**WHAT TO WORK ON**
Without the pictures, repeat the listing character for character.

**PROVIDED MATERIAL**
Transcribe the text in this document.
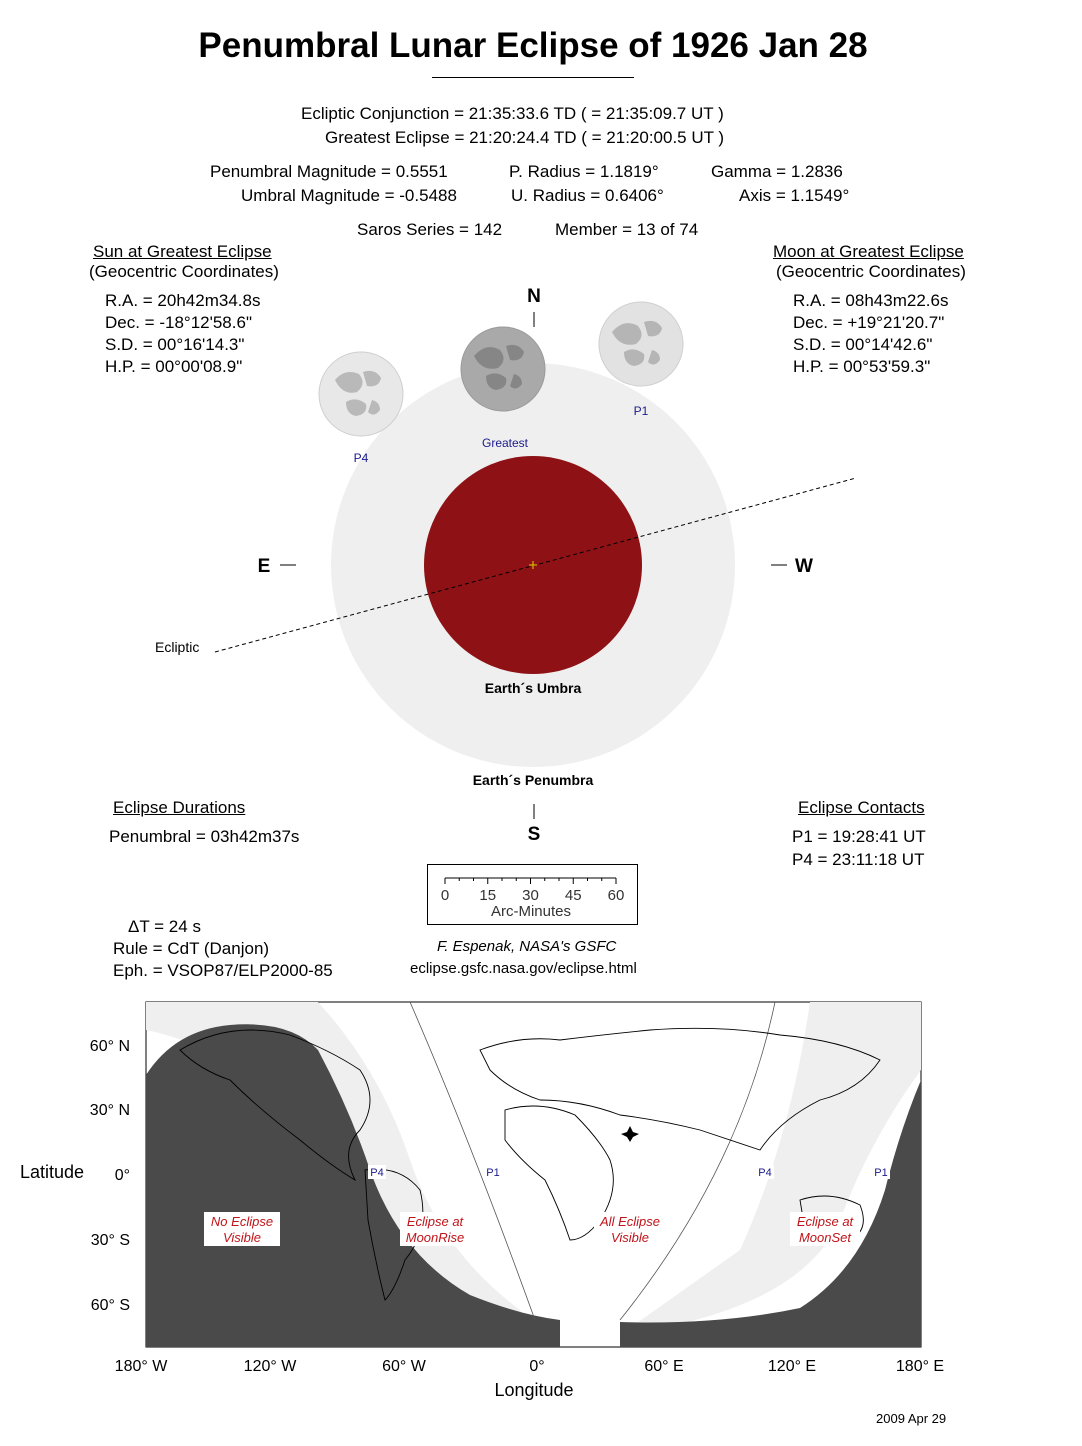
Penumbral Lunar Eclipse of 1926 Jan 28
Ecliptic Conjunction = 21:35:33.6 TD ( = 21:35:09.7 UT )
Greatest Eclipse = 21:20:24.4 TD ( = 21:20:00.5 UT )
Penumbral Magnitude = 0.5551
Umbral Magnitude = -0.5488
P. Radius = 1.1819°
U. Radius = 0.6406°
Gamma = 1.2836
Axis = 1.1549°
Saros Series = 142	Member = 13 of 74
Sun at Greatest Eclipse
(Geocentric Coordinates)
R.A. = 20h42m34.8s
Dec. = -18°12'58.6"
S.D. = 00°16'14.3"
H.P. = 00°00'08.9"
Moon at Greatest Eclipse
(Geocentric Coordinates)
R.A. = 08h43m22.6s
Dec. = +19°21'20.7"
S.D. = 00°14'42.6"
H.P. = 00°53'59.3"
P1
P4
Greatest
N
S
E	W
Ecliptic
Earth´s Umbra
Earth´s Penumbra
Eclipse Durations
Penumbral = 03h42m37s
Eclipse Contacts
P1 = 19:28:41 UT
P4 = 23:11:18 UT
0 15 30 45 60
Arc-Minutes
ΔT = 24 s
Rule = CdT (Danjon)
Eph. = VSOP87/ELP2000-85
F. Espenak, NASA's GSFC
eclipse.gsfc.nasa.gov/eclipse.html
No Eclipse
Visible
Eclipse at
MoonRise
All Eclipse
Visible
Eclipse at
MoonSet
P4	P1	P4	P1
60° N
30° N
0°
30° S
60° S
Latitude
180° W	120° W	60° W	0°	60° E	120° E	180° E
Longitude
2009 Apr 29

**ANSWER TO THIS TASK**
Transcribe the text in this document.
Penumbral Lunar Eclipse of 1926 Jan 28
Ecliptic Conjunction = 21:35:33.6 TD ( = 21:35:09.7 UT )
Greatest Eclipse = 21:20:24.4 TD ( = 21:20:00.5 UT )
Penumbral Magnitude = 0.5551
Umbral Magnitude = -0.5488
P. Radius = 1.1819°
U. Radius = 0.6406°
Gamma = 1.2836
Axis = 1.1549°
Saros Series = 142	Member = 13 of 74
Sun at Greatest Eclipse
(Geocentric Coordinates)
R.A. = 20h42m34.8s
Dec. = -18°12'58.6"
S.D. = 00°16'14.3"
H.P. = 00°00'08.9"
Moon at Greatest Eclipse
(Geocentric Coordinates)
R.A. = 08h43m22.6s
Dec. = +19°21'20.7"
S.D. = 00°14'42.6"
H.P. = 00°53'59.3"
P1
P4
Greatest
N
S
E	W
Ecliptic
Earth´s Umbra
Earth´s Penumbra
Eclipse Durations
Penumbral = 03h42m37s
Eclipse Contacts
P1 = 19:28:41 UT
P4 = 23:11:18 UT
0 15 30 45 60
Arc-Minutes
ΔT = 24 s
Rule = CdT (Danjon)
Eph. = VSOP87/ELP2000-85
F. Espenak, NASA's GSFC
eclipse.gsfc.nasa.gov/eclipse.html
No Eclipse
Visible
Eclipse at
MoonRise
All Eclipse
Visible
Eclipse at
MoonSet
P4	P1	P4	P1
60° N
30° N
0°
30° S
60° S
Latitude
180° W	120° W	60° W	0°	60° E	120° E	180° E
Longitude
2009 Apr 29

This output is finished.